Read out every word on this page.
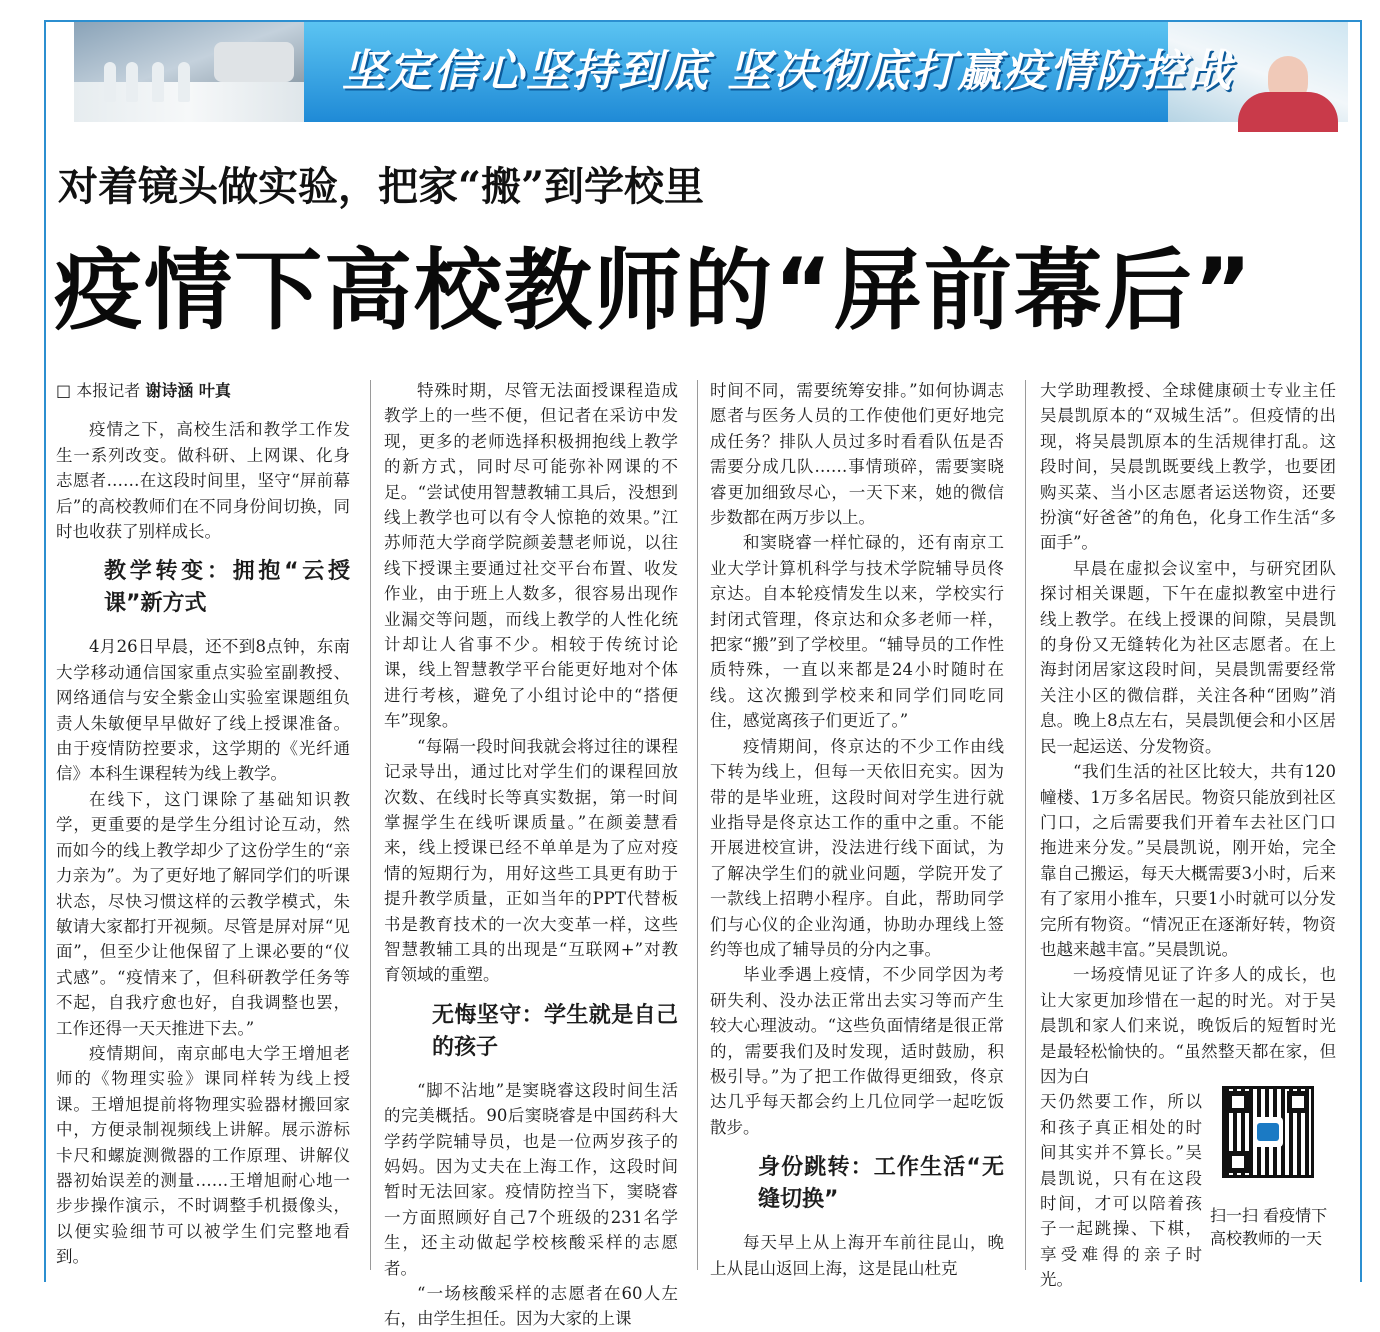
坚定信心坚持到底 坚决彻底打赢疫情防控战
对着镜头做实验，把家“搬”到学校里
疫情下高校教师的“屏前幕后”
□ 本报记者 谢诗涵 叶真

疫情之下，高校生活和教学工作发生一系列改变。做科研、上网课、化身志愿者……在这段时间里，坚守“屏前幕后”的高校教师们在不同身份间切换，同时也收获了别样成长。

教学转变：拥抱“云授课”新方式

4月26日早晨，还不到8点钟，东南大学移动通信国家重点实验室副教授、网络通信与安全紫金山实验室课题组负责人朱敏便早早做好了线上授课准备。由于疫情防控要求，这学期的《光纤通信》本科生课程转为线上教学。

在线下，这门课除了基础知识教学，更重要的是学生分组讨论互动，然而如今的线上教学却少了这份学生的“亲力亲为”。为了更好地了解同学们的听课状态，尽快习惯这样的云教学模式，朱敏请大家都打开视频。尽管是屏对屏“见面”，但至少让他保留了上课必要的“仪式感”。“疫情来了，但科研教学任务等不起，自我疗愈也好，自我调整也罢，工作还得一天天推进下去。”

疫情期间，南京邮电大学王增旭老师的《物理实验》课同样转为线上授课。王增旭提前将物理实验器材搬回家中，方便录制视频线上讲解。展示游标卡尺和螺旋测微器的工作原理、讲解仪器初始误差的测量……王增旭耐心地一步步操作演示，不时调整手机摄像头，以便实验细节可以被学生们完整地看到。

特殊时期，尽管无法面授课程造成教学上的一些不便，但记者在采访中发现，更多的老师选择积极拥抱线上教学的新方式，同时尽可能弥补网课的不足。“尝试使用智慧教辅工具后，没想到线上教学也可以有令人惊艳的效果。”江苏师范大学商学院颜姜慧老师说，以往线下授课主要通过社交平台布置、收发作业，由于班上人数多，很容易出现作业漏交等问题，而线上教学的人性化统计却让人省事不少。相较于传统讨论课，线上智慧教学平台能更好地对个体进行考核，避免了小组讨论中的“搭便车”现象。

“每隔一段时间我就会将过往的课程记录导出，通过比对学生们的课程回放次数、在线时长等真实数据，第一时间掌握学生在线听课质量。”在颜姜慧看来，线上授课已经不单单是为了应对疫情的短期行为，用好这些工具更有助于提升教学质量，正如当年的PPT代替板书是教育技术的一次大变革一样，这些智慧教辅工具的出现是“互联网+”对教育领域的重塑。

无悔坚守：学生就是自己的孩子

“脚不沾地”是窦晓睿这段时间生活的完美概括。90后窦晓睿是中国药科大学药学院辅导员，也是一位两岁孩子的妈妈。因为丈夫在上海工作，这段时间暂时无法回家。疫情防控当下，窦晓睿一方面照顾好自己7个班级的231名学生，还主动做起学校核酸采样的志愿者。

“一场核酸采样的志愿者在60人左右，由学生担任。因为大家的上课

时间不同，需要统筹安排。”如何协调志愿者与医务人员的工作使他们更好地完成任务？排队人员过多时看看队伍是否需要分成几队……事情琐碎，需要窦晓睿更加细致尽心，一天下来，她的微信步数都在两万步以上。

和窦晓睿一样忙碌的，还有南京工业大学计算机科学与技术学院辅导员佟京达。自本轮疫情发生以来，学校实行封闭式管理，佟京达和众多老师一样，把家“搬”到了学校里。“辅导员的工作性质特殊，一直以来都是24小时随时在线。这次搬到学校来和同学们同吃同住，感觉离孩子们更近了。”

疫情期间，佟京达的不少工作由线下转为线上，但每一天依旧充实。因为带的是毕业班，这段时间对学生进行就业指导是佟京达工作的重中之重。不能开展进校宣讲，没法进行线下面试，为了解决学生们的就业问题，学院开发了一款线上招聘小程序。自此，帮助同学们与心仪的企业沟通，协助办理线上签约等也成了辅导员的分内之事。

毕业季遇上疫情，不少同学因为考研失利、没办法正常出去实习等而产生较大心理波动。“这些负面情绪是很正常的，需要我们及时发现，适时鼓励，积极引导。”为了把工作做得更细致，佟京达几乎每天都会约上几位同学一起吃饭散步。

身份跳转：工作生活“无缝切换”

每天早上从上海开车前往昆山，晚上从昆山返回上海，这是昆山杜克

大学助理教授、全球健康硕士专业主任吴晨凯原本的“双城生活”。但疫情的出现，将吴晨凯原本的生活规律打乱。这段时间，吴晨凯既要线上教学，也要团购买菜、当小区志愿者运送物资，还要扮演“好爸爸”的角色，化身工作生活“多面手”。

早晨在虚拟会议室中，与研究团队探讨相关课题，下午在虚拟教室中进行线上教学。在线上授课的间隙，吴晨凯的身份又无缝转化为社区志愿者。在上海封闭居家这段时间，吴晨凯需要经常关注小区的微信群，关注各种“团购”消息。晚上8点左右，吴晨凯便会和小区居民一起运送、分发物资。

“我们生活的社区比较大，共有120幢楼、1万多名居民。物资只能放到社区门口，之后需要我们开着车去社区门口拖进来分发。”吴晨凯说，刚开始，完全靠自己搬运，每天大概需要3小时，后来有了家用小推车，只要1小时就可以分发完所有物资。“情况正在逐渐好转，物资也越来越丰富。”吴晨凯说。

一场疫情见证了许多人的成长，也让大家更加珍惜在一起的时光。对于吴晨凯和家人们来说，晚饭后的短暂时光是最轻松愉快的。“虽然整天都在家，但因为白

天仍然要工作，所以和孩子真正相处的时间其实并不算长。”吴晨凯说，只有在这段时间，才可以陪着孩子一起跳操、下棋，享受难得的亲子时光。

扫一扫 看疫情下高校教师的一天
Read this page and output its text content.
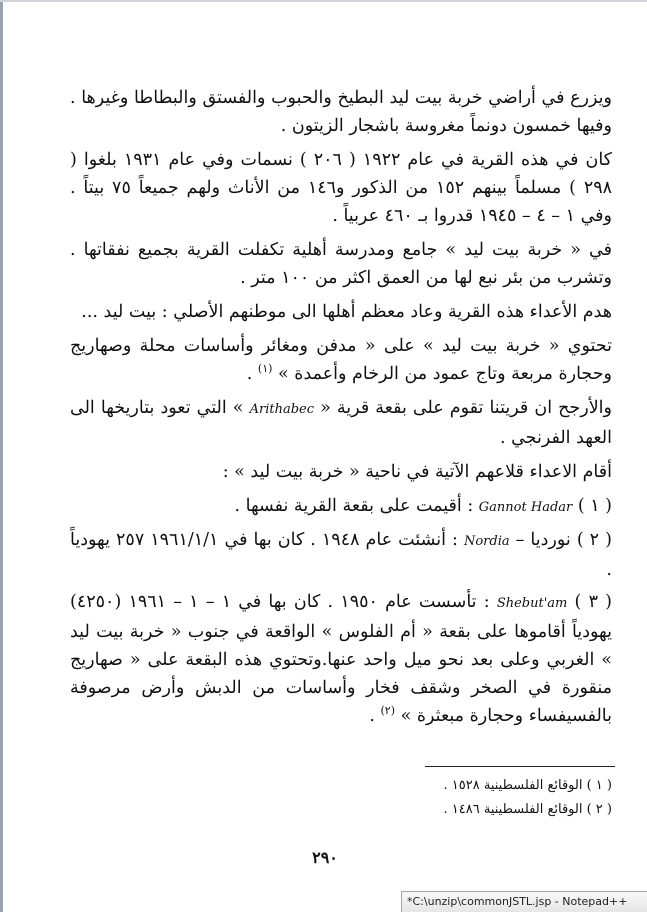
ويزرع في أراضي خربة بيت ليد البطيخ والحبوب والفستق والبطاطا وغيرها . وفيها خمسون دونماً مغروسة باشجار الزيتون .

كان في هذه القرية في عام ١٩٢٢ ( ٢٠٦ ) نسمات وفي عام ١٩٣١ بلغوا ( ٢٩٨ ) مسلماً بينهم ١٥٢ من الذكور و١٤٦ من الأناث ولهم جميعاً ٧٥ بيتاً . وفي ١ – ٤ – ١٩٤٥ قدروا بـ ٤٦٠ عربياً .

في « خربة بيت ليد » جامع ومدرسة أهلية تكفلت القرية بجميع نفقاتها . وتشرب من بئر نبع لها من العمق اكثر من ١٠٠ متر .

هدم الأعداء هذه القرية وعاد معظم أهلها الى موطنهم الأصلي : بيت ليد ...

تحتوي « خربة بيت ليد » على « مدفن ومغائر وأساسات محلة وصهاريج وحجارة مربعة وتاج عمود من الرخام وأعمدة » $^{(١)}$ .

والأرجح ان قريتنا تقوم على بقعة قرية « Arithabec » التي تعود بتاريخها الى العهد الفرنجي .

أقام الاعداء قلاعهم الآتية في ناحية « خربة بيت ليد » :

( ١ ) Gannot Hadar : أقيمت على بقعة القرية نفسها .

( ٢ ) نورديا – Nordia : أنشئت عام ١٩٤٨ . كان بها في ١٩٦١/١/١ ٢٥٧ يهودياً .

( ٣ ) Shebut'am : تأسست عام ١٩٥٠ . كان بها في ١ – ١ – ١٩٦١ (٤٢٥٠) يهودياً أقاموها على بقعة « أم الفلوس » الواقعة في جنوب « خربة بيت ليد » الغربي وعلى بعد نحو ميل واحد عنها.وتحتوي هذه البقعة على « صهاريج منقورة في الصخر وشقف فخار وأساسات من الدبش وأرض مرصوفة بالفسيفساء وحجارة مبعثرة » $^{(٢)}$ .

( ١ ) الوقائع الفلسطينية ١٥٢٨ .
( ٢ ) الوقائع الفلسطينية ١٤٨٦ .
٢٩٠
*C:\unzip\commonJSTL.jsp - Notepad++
::::
> **EXERCISE DETAILS**: Report the number of lines that include the string "خربة"; return nothing but the count.

> **WRITTEN RESPONSE**: 5